Problem to work on — Go through the listing and copy every line word for word.

•••••

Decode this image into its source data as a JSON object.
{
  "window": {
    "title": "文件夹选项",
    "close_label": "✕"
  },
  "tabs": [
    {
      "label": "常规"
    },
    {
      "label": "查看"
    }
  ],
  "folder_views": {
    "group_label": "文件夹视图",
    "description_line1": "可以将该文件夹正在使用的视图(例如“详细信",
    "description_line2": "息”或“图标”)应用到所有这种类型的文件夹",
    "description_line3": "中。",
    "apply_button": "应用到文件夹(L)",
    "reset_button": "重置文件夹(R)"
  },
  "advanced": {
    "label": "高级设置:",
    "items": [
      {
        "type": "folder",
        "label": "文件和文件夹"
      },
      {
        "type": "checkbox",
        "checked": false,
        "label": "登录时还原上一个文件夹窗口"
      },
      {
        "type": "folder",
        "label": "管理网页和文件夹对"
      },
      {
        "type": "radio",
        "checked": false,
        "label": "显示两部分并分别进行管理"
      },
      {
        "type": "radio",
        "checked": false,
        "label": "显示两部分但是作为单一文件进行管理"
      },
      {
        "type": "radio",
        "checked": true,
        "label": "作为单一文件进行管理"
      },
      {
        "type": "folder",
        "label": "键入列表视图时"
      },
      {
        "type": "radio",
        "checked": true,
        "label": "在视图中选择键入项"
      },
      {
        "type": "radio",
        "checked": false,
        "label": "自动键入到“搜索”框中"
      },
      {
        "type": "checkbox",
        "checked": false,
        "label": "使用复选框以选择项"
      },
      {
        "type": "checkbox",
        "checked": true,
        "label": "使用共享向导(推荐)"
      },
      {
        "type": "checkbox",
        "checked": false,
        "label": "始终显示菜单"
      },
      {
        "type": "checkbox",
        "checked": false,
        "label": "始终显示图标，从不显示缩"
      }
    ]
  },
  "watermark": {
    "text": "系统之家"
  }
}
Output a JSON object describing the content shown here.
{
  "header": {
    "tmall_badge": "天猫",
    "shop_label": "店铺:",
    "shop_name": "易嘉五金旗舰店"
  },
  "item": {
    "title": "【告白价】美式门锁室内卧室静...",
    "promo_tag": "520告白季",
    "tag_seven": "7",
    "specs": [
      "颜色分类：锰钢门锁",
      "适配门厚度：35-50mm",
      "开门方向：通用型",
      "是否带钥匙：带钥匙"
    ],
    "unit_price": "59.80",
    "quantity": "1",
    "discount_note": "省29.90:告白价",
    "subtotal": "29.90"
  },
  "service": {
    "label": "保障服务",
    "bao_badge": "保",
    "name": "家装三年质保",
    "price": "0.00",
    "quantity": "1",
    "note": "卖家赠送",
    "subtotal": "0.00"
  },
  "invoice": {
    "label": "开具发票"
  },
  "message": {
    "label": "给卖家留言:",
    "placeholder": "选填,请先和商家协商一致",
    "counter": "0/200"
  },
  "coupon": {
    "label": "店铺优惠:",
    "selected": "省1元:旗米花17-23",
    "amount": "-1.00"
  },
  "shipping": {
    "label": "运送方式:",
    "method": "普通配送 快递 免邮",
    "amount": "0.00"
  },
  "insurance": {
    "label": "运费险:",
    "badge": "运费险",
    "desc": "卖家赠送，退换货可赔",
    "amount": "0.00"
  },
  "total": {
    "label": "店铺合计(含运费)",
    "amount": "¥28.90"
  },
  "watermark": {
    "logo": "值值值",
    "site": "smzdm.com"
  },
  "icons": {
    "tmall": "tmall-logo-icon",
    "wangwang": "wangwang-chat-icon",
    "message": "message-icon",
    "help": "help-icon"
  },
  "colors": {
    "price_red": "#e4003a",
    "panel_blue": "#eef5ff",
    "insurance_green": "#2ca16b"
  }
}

•••••

Solution to the exercise —
Decode this image into its source data as a JSON object.
{
  "window": {
    "title": "文件夹选项",
    "close_label": "✕"
  },
  "tabs": [
    {
      "label": "常规"
    },
    {
      "label": "查看"
    }
  ],
  "folder_views": {
    "group_label": "文件夹视图",
    "description_line1": "可以将该文件夹正在使用的视图(例如“详细信",
    "description_line2": "息”或“图标”)应用到所有这种类型的文件夹",
    "description_line3": "中。",
    "apply_button": "应用到文件夹(L)",
    "reset_button": "重置文件夹(R)"
  },
  "advanced": {
    "label": "高级设置:",
    "items": [
      {
        "type": "folder",
        "label": "文件和文件夹"
      },
      {
        "type": "checkbox",
        "checked": false,
        "label": "登录时还原上一个文件夹窗口"
      },
      {
        "type": "folder",
        "label": "管理网页和文件夹对"
      },
      {
        "type": "radio",
        "checked": false,
        "label": "显示两部分并分别进行管理"
      },
      {
        "type": "radio",
        "checked": false,
        "label": "显示两部分但是作为单一文件进行管理"
      },
      {
        "type": "radio",
        "checked": true,
        "label": "作为单一文件进行管理"
      },
      {
        "type": "folder",
        "label": "键入列表视图时"
      },
      {
        "type": "radio",
        "checked": true,
        "label": "在视图中选择键入项"
      },
      {
        "type": "radio",
        "checked": false,
        "label": "自动键入到“搜索”框中"
      },
      {
        "type": "checkbox",
        "checked": false,
        "label": "使用复选框以选择项"
      },
      {
        "type": "checkbox",
        "checked": true,
        "label": "使用共享向导(推荐)"
      },
      {
        "type": "checkbox",
        "checked": false,
        "label": "始终显示菜单"
      },
      {
        "type": "checkbox",
        "checked": false,
        "label": "始终显示图标，从不显示缩"
      }
    ]
  },
  "watermark": {
    "text": "系统之家"
  }
}
Output a JSON object describing the content shown here.
{
  "header": {
    "tmall_badge": "天猫",
    "shop_label": "店铺:",
    "shop_name": "易嘉五金旗舰店"
  },
  "item": {
    "title": "【告白价】美式门锁室内卧室静...",
    "promo_tag": "520告白季",
    "tag_seven": "7",
    "specs": [
      "颜色分类：锰钢门锁",
      "适配门厚度：35-50mm",
      "开门方向：通用型",
      "是否带钥匙：带钥匙"
    ],
    "unit_price": "59.80",
    "quantity": "1",
    "discount_note": "省29.90:告白价",
    "subtotal": "29.90"
  },
  "service": {
    "label": "保障服务",
    "bao_badge": "保",
    "name": "家装三年质保",
    "price": "0.00",
    "quantity": "1",
    "note": "卖家赠送",
    "subtotal": "0.00"
  },
  "invoice": {
    "label": "开具发票"
  },
  "message": {
    "label": "给卖家留言:",
    "placeholder": "选填,请先和商家协商一致",
    "counter": "0/200"
  },
  "coupon": {
    "label": "店铺优惠:",
    "selected": "省1元:旗米花17-23",
    "amount": "-1.00"
  },
  "shipping": {
    "label": "运送方式:",
    "method": "普通配送 快递 免邮",
    "amount": "0.00"
  },
  "insurance": {
    "label": "运费险:",
    "badge": "运费险",
    "desc": "卖家赠送，退换货可赔",
    "amount": "0.00"
  },
  "total": {
    "label": "店铺合计(含运费)",
    "amount": "¥28.90"
  },
  "watermark": {
    "logo": "值值值",
    "site": "smzdm.com"
  },
  "icons": {
    "tmall": "tmall-logo-icon",
    "wangwang": "wangwang-chat-icon",
    "message": "message-icon",
    "help": "help-icon"
  },
  "colors": {
    "price_red": "#e4003a",
    "panel_blue": "#eef5ff",
    "insurance_green": "#2ca16b"
  }
}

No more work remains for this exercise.